SUPPLIED DATA.
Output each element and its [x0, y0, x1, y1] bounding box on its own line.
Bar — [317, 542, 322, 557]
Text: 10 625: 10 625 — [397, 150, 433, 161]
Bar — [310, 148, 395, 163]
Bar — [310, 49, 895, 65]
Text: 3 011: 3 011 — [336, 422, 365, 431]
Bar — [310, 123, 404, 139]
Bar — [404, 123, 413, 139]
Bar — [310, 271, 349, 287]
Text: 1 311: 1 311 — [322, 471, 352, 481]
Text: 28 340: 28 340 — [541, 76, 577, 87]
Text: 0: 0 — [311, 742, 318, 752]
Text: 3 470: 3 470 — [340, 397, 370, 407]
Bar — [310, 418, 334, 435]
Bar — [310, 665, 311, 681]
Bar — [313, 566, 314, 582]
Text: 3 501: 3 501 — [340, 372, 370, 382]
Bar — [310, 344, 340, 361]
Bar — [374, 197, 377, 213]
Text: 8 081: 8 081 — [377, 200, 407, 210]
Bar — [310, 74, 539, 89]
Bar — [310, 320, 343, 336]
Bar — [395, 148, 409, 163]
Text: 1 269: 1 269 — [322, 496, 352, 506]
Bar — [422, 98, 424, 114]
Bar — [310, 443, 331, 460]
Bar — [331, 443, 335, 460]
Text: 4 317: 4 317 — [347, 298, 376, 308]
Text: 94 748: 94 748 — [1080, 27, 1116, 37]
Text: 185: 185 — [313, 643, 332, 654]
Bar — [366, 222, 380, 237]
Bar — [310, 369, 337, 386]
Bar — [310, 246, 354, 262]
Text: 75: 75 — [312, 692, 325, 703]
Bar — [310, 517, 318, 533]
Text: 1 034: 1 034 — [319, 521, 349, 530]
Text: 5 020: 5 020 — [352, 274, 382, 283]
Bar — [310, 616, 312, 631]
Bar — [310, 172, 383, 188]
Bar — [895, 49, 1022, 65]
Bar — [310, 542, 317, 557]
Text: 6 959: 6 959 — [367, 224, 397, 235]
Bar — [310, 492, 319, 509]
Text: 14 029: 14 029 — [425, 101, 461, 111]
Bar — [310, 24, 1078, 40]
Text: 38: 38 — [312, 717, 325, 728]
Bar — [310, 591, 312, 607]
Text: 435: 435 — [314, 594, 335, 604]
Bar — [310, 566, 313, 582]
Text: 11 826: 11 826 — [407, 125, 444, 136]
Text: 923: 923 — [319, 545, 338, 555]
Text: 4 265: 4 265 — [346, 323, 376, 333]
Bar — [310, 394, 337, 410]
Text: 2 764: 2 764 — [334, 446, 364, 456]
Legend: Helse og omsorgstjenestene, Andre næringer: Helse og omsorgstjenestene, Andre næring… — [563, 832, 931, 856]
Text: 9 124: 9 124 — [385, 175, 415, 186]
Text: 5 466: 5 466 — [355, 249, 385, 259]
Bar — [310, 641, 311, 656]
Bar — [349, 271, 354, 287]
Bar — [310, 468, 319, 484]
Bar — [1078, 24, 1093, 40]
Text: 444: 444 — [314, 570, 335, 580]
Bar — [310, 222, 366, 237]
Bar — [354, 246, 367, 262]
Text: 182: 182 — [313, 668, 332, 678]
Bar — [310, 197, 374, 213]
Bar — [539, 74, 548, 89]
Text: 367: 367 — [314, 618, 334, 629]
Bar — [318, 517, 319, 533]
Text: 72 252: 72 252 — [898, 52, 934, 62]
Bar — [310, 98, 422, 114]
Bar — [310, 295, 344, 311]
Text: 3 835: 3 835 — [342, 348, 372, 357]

TASK DETAILS.
Lay out all of the lines above as a Markdown table with a Row column for the row number and a Line column for the line, and leave out any blank lines.

SOLUTION TO THE PROBLEM.
| Row | Line |
|---|---|
| 1 | Output each element and its [x0, y0, x1, y1] bounding box on its own line. |
| 2 | Bar — [317, 542, 322, 557] |
| 3 | Text: 10 625: 10 625 — [397, 150, 433, 161] |
| 4 | Bar — [310, 148, 395, 163] |
| 5 | Bar — [310, 49, 895, 65] |
| 6 | Text: 3 011: 3 011 — [336, 422, 365, 431] |
| 7 | Bar — [310, 123, 404, 139] |
| 8 | Bar — [404, 123, 413, 139] |
| 9 | Bar — [310, 271, 349, 287] |
| 10 | Text: 1 311: 1 311 — [322, 471, 352, 481] |
| 11 | Text: 28 340: 28 340 — [541, 76, 577, 87] |
| 12 | Text: 0: 0 — [311, 742, 318, 752] |
| 13 | Text: 3 470: 3 470 — [340, 397, 370, 407] |
| 14 | Bar — [310, 418, 334, 435] |
| 15 | Bar — [310, 665, 311, 681] |
| 16 | Bar — [313, 566, 314, 582] |
| 17 | Text: 3 501: 3 501 — [340, 372, 370, 382] |
| 18 | Bar — [310, 344, 340, 361] |
| 19 | Bar — [374, 197, 377, 213] |
| 20 | Text: 8 081: 8 081 — [377, 200, 407, 210] |
| 21 | Bar — [310, 74, 539, 89] |
| 22 | Bar — [310, 320, 343, 336] |
| 23 | Bar — [395, 148, 409, 163] |
| 24 | Text: 1 269: 1 269 — [322, 496, 352, 506] |
| 25 | Bar — [422, 98, 424, 114] |
| 26 | Bar — [310, 443, 331, 460] |
| 27 | Bar — [331, 443, 335, 460] |
| 28 | Text: 4 317: 4 317 — [347, 298, 376, 308] |
| 29 | Text: 94 748: 94 748 — [1080, 27, 1116, 37] |
| 30 | Text: 185: 185 — [313, 643, 332, 654] |
| 31 | Bar — [366, 222, 380, 237] |
| 32 | Bar — [310, 369, 337, 386] |
| 33 | Bar — [310, 246, 354, 262] |
| 34 | Text: 75: 75 — [312, 692, 325, 703] |
| 35 | Bar — [310, 517, 318, 533] |
| 36 | Text: 1 034: 1 034 — [319, 521, 349, 530] |
| 37 | Text: 5 020: 5 020 — [352, 274, 382, 283] |
| 38 | Bar — [310, 616, 312, 631] |
| 39 | Bar — [310, 172, 383, 188] |
| 40 | Bar — [895, 49, 1022, 65] |
| 41 | Bar — [310, 542, 317, 557] |
| 42 | Text: 6 959: 6 959 — [367, 224, 397, 235] |
| 43 | Bar — [310, 492, 319, 509] |
| 44 | Text: 14 029: 14 029 — [425, 101, 461, 111] |
| 45 | Bar — [310, 24, 1078, 40] |
| 46 | Text: 38: 38 — [312, 717, 325, 728] |
| 47 | Bar — [310, 591, 312, 607] |
| 48 | Text: 435: 435 — [314, 594, 335, 604] |
| 49 | Bar — [310, 566, 313, 582] |
| 50 | Text: 11 826: 11 826 — [407, 125, 444, 136] |
| 51 | Text: 923: 923 — [319, 545, 338, 555] |
| 52 | Text: 4 265: 4 265 — [346, 323, 376, 333] |
| 53 | Bar — [310, 394, 337, 410] |
| 54 | Text: 2 764: 2 764 — [334, 446, 364, 456] |
| 55 | Legend: Helse og omsorgstjenestene, Andre næringer: Helse og omsorgstjenestene, Andre næring… — [563, 832, 931, 856] |
| 56 | Text: 9 124: 9 124 — [385, 175, 415, 186] |
| 57 | Text: 5 466: 5 466 — [355, 249, 385, 259] |
| 58 | Bar — [310, 641, 311, 656] |
| 59 | Bar — [349, 271, 354, 287] |
| 60 | Bar — [310, 468, 319, 484] |
| 61 | Bar — [1078, 24, 1093, 40] |
| 62 | Text: 444: 444 — [314, 570, 335, 580] |
| 63 | Bar — [310, 222, 366, 237] |
| 64 | Bar — [354, 246, 367, 262] |
| 65 | Text: 182: 182 — [313, 668, 332, 678] |
| 66 | Bar — [310, 197, 374, 213] |
| 67 | Bar — [539, 74, 548, 89] |
| 68 | Text: 367: 367 — [314, 618, 334, 629] |
| 69 | Bar — [318, 517, 319, 533] |
| 70 | Text: 72 252: 72 252 — [898, 52, 934, 62] |
| 71 | Bar — [310, 98, 422, 114] |
| 72 | Bar — [310, 295, 344, 311] |
| 73 | Text: 3 835: 3 835 — [342, 348, 372, 357] |